▸ Exercise brief: Count how many lines in this material contain "name". The answer is that number alone.

▸ Data to process:
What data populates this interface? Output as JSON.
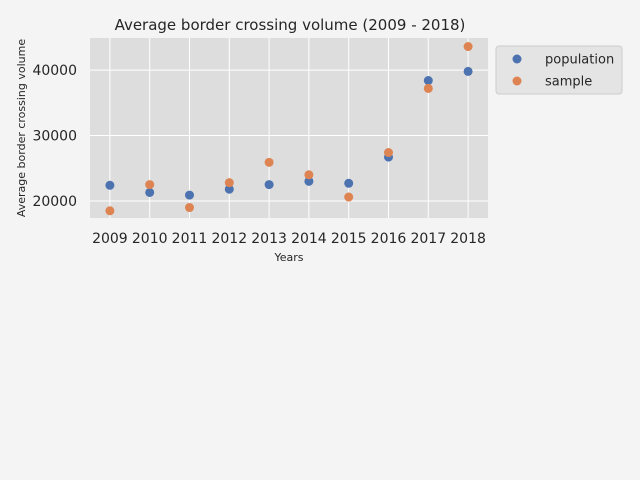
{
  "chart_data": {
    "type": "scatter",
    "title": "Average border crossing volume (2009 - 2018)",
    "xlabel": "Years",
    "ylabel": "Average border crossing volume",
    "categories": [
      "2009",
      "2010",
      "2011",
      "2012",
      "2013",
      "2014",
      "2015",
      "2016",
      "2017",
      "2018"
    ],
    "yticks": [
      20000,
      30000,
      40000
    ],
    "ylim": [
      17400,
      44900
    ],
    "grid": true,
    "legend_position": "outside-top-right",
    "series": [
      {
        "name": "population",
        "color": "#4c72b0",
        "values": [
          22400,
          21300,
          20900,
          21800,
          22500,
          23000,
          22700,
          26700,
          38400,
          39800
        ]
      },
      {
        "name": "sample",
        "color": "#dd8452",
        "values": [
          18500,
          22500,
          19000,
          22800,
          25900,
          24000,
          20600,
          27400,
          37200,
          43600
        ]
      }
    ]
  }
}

==

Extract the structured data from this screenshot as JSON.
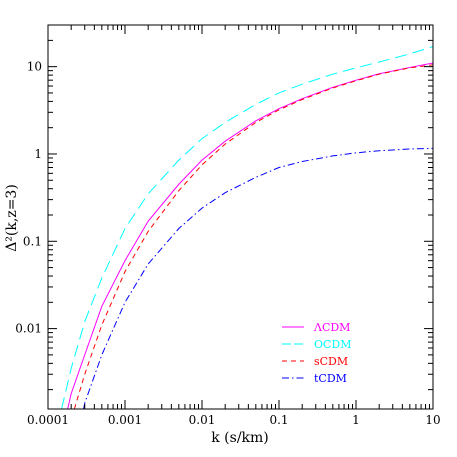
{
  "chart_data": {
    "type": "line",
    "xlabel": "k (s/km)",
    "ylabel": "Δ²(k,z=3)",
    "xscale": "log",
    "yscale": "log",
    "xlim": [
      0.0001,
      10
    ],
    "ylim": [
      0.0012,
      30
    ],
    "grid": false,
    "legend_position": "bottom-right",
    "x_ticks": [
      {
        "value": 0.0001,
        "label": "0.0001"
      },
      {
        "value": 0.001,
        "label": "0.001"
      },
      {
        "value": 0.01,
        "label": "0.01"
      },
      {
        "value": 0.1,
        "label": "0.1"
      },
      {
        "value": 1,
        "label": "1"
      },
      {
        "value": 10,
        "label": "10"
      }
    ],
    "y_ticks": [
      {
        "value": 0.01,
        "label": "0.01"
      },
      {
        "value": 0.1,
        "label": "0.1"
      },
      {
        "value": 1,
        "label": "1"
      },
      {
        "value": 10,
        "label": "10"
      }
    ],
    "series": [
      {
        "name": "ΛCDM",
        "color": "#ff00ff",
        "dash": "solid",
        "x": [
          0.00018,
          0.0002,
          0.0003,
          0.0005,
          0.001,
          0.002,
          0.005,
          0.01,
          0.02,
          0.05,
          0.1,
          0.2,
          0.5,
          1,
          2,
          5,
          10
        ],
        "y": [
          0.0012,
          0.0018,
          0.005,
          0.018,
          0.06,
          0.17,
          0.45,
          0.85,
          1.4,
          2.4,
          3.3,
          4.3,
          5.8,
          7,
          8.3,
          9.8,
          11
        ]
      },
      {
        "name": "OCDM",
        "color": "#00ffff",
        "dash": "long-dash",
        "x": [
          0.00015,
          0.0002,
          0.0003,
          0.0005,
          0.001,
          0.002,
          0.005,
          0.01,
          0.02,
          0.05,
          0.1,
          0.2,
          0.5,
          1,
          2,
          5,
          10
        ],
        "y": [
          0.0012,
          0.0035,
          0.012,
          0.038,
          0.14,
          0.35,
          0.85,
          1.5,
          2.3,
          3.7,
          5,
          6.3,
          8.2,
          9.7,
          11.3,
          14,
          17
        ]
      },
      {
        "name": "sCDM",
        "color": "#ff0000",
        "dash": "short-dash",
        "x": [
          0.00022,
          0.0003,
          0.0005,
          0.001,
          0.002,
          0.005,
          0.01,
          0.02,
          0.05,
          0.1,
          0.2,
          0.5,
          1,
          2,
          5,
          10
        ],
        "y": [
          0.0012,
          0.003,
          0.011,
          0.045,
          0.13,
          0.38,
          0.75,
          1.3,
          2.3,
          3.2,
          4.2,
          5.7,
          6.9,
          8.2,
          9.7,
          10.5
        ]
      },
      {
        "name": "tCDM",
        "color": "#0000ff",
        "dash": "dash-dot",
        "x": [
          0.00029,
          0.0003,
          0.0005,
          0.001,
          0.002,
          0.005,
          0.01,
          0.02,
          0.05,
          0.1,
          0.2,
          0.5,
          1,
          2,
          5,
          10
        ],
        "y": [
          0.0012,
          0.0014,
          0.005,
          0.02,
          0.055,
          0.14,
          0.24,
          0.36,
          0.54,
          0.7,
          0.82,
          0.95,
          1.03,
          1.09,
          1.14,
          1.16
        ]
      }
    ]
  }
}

▸ Written response: 6